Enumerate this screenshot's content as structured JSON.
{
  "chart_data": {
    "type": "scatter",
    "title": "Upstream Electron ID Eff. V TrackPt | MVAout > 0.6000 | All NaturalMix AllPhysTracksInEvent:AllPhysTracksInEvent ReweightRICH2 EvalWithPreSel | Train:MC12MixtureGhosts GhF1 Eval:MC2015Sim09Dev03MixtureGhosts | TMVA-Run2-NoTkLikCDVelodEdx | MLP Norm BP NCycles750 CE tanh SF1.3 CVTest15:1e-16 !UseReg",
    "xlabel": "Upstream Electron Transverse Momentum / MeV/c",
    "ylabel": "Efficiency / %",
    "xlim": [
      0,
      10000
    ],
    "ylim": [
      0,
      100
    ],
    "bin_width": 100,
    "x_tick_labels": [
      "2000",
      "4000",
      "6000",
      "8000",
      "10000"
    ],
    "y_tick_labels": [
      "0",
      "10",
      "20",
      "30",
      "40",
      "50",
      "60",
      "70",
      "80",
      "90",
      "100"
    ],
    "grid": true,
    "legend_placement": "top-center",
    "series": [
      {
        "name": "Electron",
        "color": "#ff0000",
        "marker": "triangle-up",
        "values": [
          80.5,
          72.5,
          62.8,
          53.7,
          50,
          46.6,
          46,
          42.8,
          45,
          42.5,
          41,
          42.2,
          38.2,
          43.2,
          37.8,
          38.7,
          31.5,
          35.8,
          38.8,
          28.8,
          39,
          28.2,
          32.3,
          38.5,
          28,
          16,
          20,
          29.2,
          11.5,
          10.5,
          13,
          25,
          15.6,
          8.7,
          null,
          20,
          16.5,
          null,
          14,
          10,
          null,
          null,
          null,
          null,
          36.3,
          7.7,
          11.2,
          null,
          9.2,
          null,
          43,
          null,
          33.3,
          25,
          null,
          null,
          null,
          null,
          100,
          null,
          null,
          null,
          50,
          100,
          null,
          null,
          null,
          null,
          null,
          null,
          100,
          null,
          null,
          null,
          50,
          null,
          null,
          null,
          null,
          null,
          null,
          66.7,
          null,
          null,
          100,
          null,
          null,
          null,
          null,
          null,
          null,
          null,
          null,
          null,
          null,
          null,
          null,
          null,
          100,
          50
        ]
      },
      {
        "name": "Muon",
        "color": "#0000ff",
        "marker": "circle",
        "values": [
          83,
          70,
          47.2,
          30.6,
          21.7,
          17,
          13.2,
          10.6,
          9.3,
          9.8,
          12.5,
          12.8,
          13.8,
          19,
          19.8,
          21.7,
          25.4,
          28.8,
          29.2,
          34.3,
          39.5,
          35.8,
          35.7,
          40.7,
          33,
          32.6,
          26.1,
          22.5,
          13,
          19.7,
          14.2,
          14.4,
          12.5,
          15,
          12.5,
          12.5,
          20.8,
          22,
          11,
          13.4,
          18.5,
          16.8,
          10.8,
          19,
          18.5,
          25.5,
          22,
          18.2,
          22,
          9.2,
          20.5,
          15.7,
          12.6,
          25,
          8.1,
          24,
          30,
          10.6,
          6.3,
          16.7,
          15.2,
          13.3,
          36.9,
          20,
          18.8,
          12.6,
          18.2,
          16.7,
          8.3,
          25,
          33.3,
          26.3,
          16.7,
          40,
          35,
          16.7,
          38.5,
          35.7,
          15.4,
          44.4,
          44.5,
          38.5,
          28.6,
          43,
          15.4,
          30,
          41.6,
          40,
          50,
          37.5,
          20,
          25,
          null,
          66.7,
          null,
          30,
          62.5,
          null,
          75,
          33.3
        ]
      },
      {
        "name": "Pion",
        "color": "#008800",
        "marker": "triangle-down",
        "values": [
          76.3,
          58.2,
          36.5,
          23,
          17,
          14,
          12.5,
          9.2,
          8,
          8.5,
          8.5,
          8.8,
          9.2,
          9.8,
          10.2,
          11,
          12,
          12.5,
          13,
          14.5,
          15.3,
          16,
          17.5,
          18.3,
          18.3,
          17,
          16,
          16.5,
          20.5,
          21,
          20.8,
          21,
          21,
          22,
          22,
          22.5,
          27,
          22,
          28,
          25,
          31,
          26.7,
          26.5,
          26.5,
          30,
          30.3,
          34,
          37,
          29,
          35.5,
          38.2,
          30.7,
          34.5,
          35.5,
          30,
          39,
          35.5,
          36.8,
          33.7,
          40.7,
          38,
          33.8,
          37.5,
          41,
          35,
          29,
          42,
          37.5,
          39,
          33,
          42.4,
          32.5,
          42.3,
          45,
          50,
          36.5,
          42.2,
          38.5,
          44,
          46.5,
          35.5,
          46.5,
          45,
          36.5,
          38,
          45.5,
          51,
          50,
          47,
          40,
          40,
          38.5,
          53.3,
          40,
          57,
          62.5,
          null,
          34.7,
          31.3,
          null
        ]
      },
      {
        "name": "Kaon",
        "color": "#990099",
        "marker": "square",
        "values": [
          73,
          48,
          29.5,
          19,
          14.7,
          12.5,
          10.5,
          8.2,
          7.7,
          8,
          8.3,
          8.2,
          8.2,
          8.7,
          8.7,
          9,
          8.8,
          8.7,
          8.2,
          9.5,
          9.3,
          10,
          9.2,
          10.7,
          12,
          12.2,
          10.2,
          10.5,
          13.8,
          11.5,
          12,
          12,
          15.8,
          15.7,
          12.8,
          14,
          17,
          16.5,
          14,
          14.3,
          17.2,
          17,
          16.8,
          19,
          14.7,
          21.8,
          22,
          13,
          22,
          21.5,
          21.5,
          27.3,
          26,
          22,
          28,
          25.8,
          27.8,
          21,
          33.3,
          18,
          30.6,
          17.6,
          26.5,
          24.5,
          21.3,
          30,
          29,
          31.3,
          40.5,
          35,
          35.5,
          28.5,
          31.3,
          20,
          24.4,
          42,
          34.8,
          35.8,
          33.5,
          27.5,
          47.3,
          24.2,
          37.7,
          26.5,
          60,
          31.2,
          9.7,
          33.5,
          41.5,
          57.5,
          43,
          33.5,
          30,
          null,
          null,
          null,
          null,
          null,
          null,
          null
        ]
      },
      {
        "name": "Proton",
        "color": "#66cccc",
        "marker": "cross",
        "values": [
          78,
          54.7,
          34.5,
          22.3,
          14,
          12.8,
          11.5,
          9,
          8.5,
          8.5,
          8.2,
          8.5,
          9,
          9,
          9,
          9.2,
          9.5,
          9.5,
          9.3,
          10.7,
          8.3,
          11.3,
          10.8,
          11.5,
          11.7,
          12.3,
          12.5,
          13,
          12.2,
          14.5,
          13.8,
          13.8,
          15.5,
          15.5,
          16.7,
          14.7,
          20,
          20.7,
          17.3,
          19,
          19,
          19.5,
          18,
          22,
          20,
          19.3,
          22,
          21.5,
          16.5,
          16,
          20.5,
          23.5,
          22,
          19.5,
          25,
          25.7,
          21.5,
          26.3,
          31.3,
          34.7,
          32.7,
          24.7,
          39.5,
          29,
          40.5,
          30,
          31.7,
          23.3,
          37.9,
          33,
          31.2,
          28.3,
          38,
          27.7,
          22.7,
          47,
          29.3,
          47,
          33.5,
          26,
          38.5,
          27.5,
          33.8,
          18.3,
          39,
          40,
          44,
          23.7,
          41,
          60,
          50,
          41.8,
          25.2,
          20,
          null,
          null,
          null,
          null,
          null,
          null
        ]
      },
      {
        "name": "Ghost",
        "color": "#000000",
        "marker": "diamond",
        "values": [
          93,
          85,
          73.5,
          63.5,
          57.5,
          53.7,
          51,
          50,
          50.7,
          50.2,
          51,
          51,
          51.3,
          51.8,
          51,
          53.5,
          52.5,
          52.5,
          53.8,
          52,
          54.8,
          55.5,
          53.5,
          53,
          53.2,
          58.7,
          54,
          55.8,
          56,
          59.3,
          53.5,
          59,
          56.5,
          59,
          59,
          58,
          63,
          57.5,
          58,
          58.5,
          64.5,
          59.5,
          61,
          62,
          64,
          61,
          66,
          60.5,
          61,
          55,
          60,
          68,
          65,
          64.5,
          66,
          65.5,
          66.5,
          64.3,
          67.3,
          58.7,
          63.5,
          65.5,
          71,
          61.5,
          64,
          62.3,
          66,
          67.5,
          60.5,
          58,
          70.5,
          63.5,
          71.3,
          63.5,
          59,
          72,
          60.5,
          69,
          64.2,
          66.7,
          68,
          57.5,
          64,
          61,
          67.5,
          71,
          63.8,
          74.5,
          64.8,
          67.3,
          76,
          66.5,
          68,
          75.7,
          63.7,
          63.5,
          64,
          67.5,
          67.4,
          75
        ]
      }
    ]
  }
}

- **Your goal**
Scan the records for the string "marker". Copy each line in which it appears.

- **Task solution**
        "marker": "triangle-up",
        "marker": "circle",
        "marker": "triangle-down",
        "marker": "square",
        "marker": "cross",
        "marker": "diamond",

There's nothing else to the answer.